* **Task brief**
Gather all lines in the entries below that include the word "года".

* **Supplied records**
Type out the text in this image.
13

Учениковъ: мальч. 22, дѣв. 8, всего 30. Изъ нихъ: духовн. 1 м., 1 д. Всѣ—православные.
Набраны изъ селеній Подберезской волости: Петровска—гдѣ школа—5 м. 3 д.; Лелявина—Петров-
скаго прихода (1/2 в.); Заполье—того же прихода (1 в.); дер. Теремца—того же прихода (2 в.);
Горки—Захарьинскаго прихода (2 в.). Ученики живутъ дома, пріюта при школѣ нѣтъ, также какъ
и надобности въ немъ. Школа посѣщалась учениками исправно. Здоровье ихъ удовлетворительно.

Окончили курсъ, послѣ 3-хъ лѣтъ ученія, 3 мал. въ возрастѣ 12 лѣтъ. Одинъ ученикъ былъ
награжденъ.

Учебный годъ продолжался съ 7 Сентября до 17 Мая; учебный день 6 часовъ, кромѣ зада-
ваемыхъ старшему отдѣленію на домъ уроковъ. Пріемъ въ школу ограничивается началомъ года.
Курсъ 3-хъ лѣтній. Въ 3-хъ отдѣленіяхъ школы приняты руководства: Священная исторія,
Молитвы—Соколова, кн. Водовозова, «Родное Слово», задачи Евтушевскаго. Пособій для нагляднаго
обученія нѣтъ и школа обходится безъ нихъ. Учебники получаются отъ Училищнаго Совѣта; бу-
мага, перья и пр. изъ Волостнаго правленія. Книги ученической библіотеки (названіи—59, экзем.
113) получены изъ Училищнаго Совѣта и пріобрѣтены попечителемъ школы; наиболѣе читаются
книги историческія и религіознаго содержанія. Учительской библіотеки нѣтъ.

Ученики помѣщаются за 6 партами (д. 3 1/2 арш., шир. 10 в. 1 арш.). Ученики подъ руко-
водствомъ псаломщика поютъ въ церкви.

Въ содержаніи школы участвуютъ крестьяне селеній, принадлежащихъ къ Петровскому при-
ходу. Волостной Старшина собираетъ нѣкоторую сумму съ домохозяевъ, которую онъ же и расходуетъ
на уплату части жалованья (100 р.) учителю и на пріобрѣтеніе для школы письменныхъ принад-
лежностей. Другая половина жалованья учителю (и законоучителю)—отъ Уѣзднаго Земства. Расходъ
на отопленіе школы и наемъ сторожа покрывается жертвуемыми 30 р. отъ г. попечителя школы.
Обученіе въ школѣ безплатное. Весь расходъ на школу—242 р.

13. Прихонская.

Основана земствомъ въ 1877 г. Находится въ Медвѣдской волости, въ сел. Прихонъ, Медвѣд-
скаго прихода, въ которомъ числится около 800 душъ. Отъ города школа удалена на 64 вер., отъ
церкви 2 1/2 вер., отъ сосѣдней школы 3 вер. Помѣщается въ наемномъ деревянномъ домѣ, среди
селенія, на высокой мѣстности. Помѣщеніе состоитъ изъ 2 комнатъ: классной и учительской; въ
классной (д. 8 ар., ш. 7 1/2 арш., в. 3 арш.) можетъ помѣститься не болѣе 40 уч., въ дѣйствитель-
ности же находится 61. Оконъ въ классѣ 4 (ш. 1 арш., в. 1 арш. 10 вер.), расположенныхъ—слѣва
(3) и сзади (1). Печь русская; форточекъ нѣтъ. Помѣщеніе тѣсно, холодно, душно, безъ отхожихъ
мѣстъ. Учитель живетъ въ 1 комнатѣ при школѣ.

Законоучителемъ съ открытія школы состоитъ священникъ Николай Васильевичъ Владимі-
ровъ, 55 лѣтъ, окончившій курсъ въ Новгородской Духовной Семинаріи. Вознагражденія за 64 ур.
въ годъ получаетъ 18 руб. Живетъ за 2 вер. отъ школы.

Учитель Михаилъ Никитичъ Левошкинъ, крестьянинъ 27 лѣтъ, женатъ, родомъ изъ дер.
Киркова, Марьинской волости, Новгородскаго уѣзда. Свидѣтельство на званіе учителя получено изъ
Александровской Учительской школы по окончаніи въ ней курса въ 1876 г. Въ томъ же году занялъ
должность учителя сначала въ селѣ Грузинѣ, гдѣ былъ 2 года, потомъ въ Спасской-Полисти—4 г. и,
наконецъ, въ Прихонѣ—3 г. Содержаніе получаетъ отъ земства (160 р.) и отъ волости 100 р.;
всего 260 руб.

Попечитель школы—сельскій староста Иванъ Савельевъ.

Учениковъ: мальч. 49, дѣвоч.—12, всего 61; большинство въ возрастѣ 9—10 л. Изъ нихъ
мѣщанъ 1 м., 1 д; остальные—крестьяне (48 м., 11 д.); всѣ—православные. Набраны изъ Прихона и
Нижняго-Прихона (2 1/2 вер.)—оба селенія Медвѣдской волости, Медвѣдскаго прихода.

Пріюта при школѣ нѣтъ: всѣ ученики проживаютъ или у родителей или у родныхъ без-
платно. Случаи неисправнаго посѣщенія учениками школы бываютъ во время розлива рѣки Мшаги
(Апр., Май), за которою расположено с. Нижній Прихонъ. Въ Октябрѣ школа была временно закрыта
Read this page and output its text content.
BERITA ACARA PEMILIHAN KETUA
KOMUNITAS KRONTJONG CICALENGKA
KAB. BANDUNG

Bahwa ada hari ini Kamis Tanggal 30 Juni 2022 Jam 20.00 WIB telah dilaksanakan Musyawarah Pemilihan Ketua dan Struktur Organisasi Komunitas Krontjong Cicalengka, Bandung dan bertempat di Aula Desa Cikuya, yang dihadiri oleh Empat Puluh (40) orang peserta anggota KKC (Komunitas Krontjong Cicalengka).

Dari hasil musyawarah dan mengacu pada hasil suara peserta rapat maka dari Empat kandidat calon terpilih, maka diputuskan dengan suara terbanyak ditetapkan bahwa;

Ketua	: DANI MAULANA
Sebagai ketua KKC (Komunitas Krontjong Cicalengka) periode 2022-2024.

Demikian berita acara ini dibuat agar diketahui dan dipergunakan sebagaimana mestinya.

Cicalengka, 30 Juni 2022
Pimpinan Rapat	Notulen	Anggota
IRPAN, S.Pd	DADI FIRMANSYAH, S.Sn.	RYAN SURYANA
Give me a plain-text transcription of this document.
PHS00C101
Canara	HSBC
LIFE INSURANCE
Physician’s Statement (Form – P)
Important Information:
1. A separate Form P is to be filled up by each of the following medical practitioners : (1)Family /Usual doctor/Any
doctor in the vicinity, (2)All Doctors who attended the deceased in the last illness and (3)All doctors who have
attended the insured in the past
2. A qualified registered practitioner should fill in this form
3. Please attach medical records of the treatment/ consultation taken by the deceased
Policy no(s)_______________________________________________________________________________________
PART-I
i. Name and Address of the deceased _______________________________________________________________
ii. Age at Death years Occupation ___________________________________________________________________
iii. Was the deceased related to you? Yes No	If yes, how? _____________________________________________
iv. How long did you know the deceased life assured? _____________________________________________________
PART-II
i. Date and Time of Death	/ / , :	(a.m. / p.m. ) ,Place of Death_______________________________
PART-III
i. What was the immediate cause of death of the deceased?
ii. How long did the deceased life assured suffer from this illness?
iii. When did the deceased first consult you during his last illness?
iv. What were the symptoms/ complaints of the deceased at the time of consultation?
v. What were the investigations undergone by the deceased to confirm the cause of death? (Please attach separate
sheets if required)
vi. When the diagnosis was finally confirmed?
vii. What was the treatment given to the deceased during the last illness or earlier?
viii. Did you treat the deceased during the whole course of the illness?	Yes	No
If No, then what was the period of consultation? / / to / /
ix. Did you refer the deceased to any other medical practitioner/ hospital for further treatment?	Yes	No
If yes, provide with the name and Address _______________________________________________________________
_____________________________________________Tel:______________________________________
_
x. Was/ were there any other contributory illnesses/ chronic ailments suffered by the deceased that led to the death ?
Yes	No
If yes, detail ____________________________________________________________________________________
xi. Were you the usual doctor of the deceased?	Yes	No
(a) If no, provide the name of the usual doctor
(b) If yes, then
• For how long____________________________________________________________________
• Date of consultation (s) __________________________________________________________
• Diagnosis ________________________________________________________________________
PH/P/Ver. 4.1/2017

* **Task response**
ваемыхъ старшему отдѣленію на домъ уроковъ. Пріемъ въ школу ограничивается началомъ года.
должность учителя сначала въ селѣ Грузинѣ, гдѣ былъ 2 года, потомъ въ Спасской-Полисти—4 г. и,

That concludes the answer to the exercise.